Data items
>> Begin

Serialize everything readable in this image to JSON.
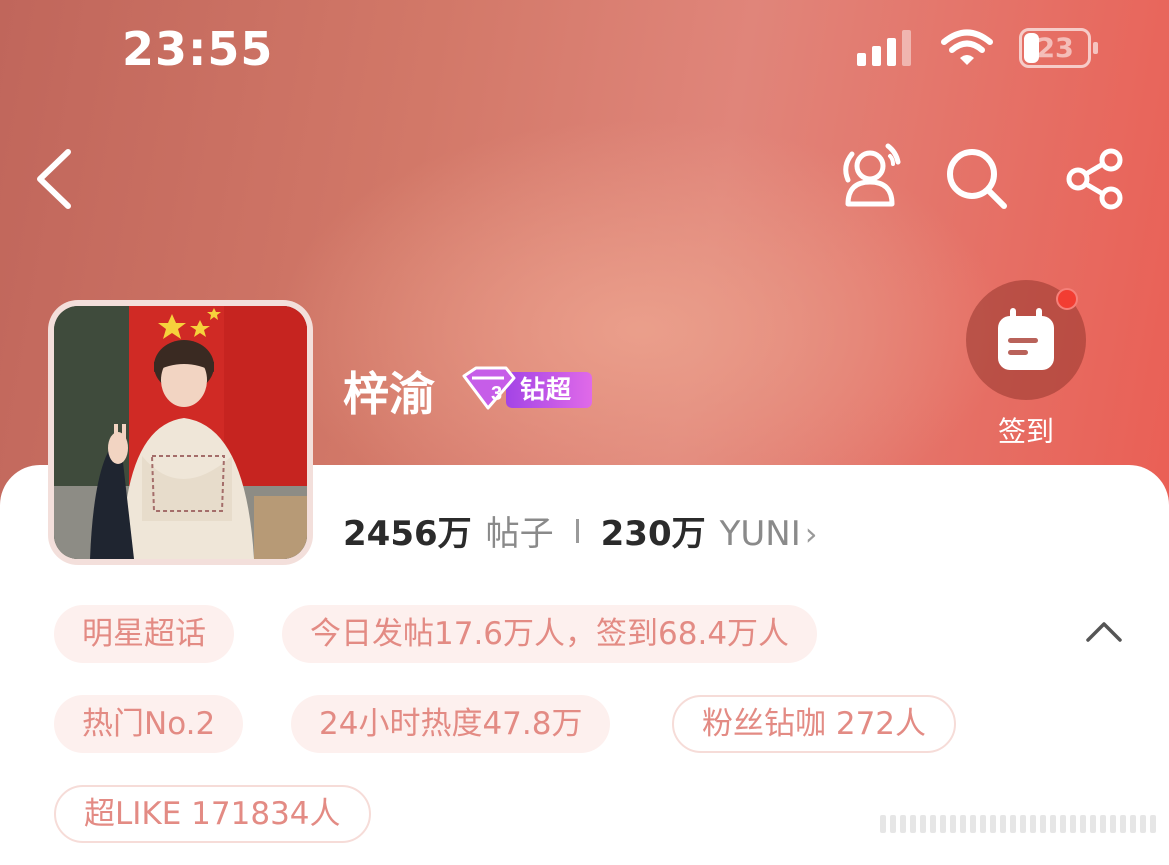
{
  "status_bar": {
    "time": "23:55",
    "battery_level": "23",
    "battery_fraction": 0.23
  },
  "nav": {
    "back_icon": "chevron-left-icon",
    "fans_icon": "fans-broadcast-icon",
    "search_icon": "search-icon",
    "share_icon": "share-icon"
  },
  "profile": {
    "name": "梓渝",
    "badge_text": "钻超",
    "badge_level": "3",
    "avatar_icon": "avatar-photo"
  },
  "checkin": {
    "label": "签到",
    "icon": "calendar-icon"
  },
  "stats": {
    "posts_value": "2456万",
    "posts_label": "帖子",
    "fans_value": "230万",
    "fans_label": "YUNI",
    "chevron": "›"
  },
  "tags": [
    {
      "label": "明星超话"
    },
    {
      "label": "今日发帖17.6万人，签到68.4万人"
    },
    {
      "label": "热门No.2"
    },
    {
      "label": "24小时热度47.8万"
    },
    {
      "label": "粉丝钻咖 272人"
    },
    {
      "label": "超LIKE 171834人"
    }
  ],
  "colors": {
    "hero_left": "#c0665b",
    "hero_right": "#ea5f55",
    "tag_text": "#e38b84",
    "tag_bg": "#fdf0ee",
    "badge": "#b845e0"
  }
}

>> End

# Written instruction
The records above must be printed exactly; the pictures stay out.

# Written answer
Serialize everything readable in this image to JSON.
{
  "status_bar": {
    "time": "23:55",
    "battery_level": "23",
    "battery_fraction": 0.23
  },
  "nav": {
    "back_icon": "chevron-left-icon",
    "fans_icon": "fans-broadcast-icon",
    "search_icon": "search-icon",
    "share_icon": "share-icon"
  },
  "profile": {
    "name": "梓渝",
    "badge_text": "钻超",
    "badge_level": "3",
    "avatar_icon": "avatar-photo"
  },
  "checkin": {
    "label": "签到",
    "icon": "calendar-icon"
  },
  "stats": {
    "posts_value": "2456万",
    "posts_label": "帖子",
    "fans_value": "230万",
    "fans_label": "YUNI",
    "chevron": "›"
  },
  "tags": [
    {
      "label": "明星超话"
    },
    {
      "label": "今日发帖17.6万人，签到68.4万人"
    },
    {
      "label": "热门No.2"
    },
    {
      "label": "24小时热度47.8万"
    },
    {
      "label": "粉丝钻咖 272人"
    },
    {
      "label": "超LIKE 171834人"
    }
  ],
  "colors": {
    "hero_left": "#c0665b",
    "hero_right": "#ea5f55",
    "tag_text": "#e38b84",
    "tag_bg": "#fdf0ee",
    "badge": "#b845e0"
  }
}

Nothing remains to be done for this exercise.